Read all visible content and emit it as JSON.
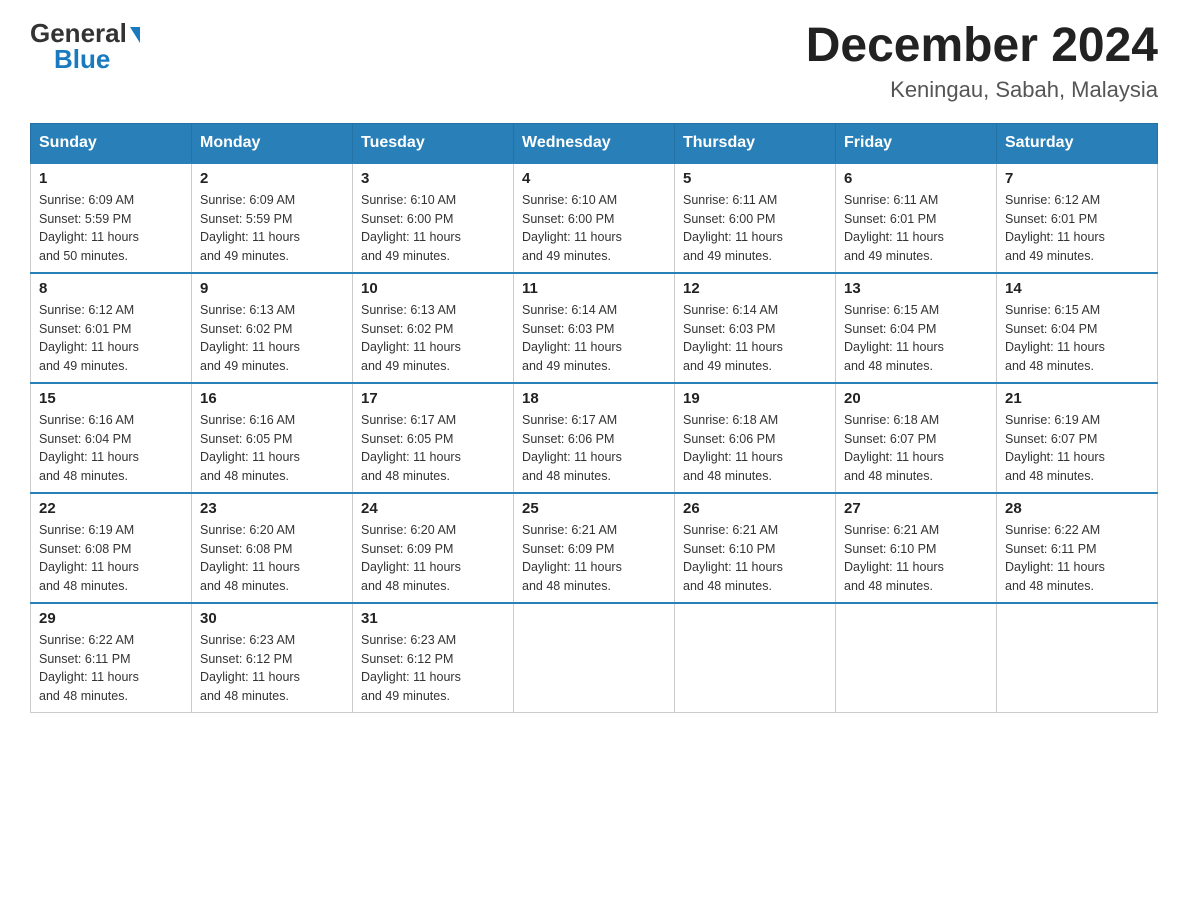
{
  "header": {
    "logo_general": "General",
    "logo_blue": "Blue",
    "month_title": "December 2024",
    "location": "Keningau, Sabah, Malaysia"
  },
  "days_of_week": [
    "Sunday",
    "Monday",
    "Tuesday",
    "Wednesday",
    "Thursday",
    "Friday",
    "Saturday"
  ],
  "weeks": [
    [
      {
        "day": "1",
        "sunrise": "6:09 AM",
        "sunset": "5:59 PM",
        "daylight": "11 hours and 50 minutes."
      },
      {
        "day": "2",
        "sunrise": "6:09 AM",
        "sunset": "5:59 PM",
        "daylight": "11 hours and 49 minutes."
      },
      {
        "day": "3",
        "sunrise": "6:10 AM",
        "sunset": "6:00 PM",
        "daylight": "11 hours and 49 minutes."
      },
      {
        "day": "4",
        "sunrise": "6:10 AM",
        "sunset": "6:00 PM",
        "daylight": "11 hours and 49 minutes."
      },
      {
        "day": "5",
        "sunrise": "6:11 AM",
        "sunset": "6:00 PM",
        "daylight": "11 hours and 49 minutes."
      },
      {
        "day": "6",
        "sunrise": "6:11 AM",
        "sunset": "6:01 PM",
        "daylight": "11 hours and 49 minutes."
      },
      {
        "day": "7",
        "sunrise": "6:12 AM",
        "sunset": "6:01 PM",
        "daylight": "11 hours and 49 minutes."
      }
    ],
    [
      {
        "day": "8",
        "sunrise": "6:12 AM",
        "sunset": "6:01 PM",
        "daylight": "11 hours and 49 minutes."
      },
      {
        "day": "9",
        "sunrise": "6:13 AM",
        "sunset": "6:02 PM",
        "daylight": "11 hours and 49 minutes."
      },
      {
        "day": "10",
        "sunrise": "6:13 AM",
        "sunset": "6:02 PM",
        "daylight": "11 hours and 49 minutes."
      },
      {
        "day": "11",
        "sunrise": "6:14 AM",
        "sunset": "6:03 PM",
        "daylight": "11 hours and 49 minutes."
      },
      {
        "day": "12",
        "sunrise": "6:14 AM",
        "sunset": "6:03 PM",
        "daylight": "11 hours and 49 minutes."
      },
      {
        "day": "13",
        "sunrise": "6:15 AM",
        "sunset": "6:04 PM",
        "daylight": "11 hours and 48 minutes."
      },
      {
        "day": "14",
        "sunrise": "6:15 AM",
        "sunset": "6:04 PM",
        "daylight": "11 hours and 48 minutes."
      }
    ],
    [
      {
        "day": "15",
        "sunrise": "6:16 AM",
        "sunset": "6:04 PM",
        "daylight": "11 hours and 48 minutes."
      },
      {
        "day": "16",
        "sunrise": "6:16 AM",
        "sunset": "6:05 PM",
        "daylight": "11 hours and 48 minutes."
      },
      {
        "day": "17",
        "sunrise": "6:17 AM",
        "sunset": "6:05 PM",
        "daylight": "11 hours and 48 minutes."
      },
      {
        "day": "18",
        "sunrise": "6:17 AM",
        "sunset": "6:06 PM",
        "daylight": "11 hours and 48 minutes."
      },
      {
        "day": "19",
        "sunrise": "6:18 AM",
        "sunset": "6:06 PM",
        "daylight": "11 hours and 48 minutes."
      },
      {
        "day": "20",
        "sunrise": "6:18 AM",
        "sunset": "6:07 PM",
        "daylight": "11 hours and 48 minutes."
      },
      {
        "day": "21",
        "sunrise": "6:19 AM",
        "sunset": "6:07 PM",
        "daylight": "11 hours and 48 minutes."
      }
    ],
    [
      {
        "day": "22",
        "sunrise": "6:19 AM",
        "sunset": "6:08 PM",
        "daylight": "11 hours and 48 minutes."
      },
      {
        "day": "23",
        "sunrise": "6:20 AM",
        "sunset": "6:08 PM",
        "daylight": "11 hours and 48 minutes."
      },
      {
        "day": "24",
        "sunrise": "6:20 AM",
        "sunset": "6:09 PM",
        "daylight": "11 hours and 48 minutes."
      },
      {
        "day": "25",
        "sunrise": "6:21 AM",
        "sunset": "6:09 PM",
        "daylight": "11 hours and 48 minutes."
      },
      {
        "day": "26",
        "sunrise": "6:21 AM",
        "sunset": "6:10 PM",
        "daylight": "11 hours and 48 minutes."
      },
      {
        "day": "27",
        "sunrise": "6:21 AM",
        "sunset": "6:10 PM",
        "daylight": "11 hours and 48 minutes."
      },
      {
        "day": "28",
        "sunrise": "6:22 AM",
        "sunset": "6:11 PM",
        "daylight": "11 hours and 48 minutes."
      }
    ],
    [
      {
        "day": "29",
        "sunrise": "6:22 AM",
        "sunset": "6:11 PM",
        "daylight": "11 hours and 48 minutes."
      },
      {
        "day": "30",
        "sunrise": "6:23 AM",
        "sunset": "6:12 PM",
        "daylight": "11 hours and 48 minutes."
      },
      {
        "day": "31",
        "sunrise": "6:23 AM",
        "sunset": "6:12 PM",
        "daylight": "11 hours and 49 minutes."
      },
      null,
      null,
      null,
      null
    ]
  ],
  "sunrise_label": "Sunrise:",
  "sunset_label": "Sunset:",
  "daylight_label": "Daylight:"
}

==

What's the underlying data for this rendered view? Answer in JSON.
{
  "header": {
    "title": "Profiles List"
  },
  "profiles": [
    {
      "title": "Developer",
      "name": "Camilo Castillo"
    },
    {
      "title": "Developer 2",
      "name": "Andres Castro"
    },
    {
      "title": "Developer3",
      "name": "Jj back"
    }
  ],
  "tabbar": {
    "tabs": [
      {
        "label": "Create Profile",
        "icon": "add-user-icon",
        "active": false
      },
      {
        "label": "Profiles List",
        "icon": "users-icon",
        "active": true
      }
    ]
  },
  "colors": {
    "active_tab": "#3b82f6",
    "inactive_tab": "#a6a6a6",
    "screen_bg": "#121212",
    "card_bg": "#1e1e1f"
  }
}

==

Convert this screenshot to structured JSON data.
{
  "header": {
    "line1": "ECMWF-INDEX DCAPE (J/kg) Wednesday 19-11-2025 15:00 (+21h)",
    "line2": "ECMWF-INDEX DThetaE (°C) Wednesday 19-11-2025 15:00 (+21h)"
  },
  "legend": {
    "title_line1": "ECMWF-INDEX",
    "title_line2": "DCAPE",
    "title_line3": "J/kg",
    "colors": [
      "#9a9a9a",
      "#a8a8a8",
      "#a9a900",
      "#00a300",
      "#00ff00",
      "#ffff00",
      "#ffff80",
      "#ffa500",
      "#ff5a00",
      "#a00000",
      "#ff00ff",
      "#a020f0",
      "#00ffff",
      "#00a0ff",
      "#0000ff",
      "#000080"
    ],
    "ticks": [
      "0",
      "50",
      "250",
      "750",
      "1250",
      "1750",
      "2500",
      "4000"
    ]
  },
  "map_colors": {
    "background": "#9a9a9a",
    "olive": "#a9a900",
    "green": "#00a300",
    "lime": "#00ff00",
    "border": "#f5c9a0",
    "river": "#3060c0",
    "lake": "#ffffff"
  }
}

## Task:
The required answer is a single number: the count of lines in the entries that hold the string "List".

## Answer to this problem:
2